Set down the material below word for word, excluding the pictures.

* START Provided data *

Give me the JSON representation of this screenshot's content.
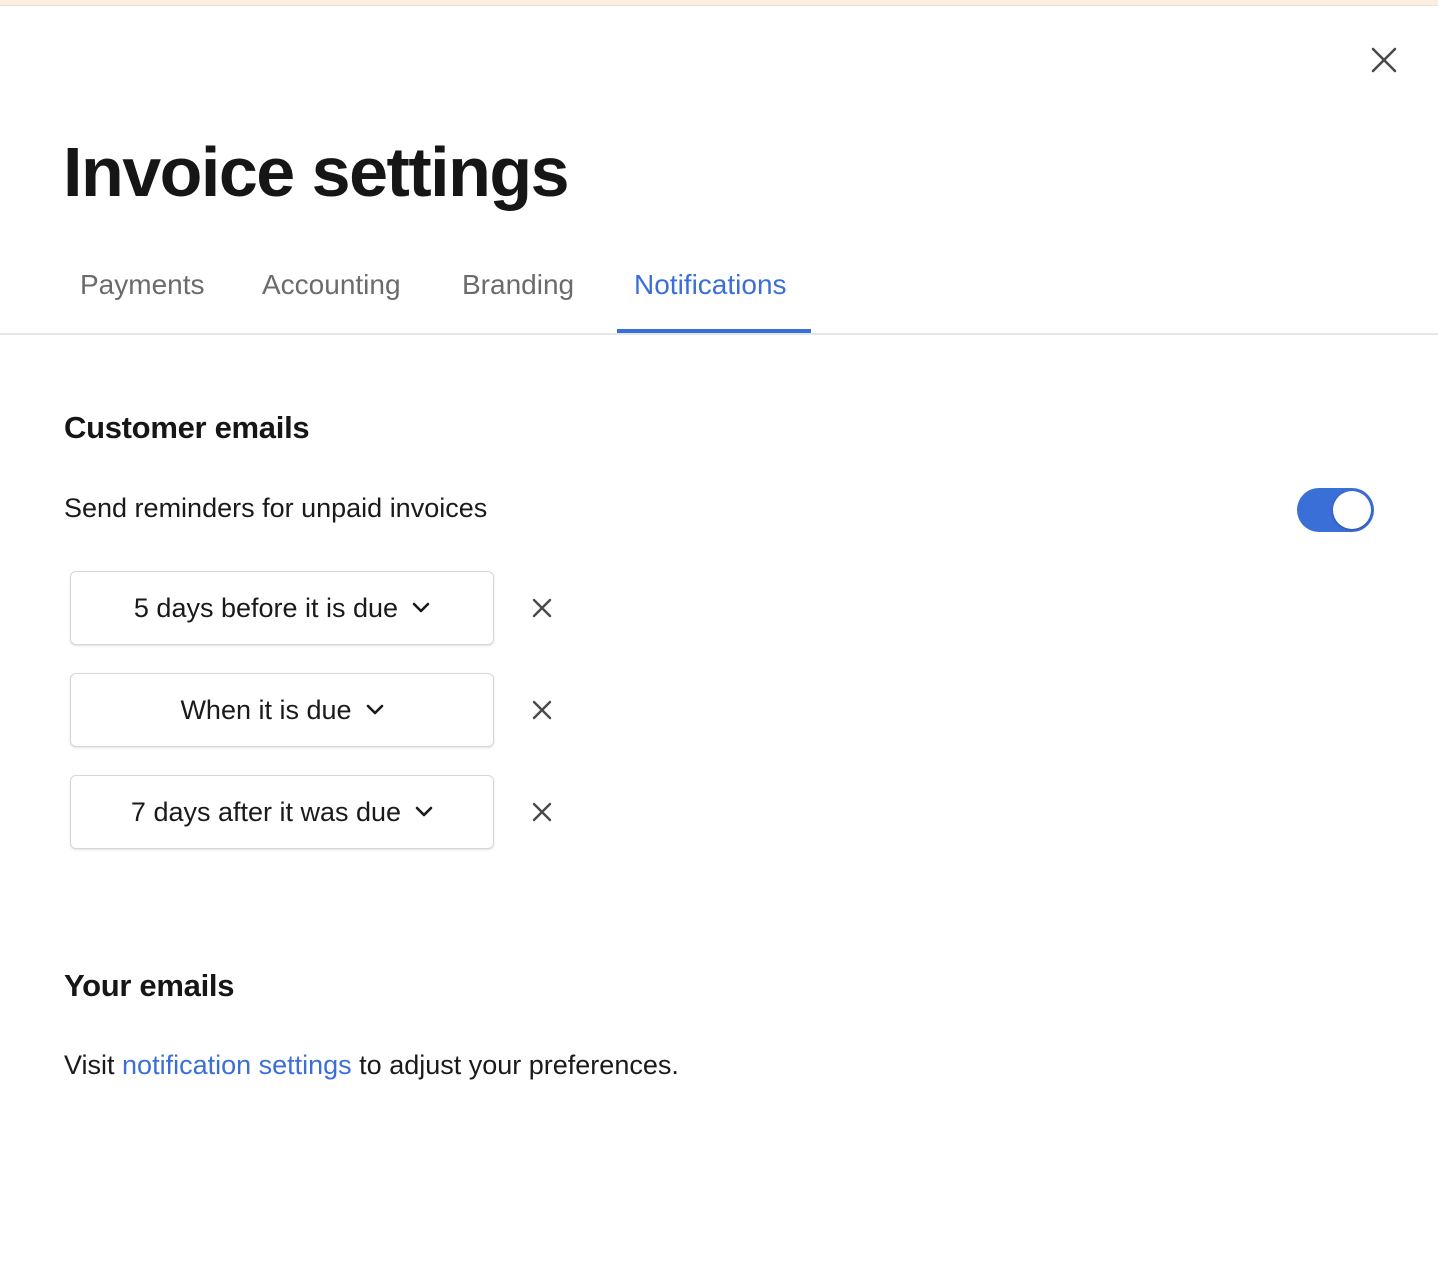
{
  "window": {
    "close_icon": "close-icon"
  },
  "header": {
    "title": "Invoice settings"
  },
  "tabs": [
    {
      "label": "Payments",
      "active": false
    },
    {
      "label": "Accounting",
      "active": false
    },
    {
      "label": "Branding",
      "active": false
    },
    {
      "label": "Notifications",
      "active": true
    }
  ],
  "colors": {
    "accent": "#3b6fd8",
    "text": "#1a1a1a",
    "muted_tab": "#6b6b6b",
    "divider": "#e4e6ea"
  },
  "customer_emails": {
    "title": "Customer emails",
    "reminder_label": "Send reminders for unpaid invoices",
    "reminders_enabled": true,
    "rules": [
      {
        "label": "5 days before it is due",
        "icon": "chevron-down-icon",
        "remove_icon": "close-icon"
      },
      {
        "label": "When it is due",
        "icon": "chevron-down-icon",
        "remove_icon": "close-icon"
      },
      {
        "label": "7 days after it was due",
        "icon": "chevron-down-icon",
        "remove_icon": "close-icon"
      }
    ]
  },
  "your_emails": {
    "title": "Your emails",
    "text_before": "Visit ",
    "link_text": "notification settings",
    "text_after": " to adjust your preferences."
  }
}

* END Provided data *

▶ **Expected output**:
Give me the JSON representation of this screenshot's content.
{
  "window": {
    "close_icon": "close-icon"
  },
  "header": {
    "title": "Invoice settings"
  },
  "tabs": [
    {
      "label": "Payments",
      "active": false
    },
    {
      "label": "Accounting",
      "active": false
    },
    {
      "label": "Branding",
      "active": false
    },
    {
      "label": "Notifications",
      "active": true
    }
  ],
  "colors": {
    "accent": "#3b6fd8",
    "text": "#1a1a1a",
    "muted_tab": "#6b6b6b",
    "divider": "#e4e6ea"
  },
  "customer_emails": {
    "title": "Customer emails",
    "reminder_label": "Send reminders for unpaid invoices",
    "reminders_enabled": true,
    "rules": [
      {
        "label": "5 days before it is due",
        "icon": "chevron-down-icon",
        "remove_icon": "close-icon"
      },
      {
        "label": "When it is due",
        "icon": "chevron-down-icon",
        "remove_icon": "close-icon"
      },
      {
        "label": "7 days after it was due",
        "icon": "chevron-down-icon",
        "remove_icon": "close-icon"
      }
    ]
  },
  "your_emails": {
    "title": "Your emails",
    "text_before": "Visit ",
    "link_text": "notification settings",
    "text_after": " to adjust your preferences."
  }
}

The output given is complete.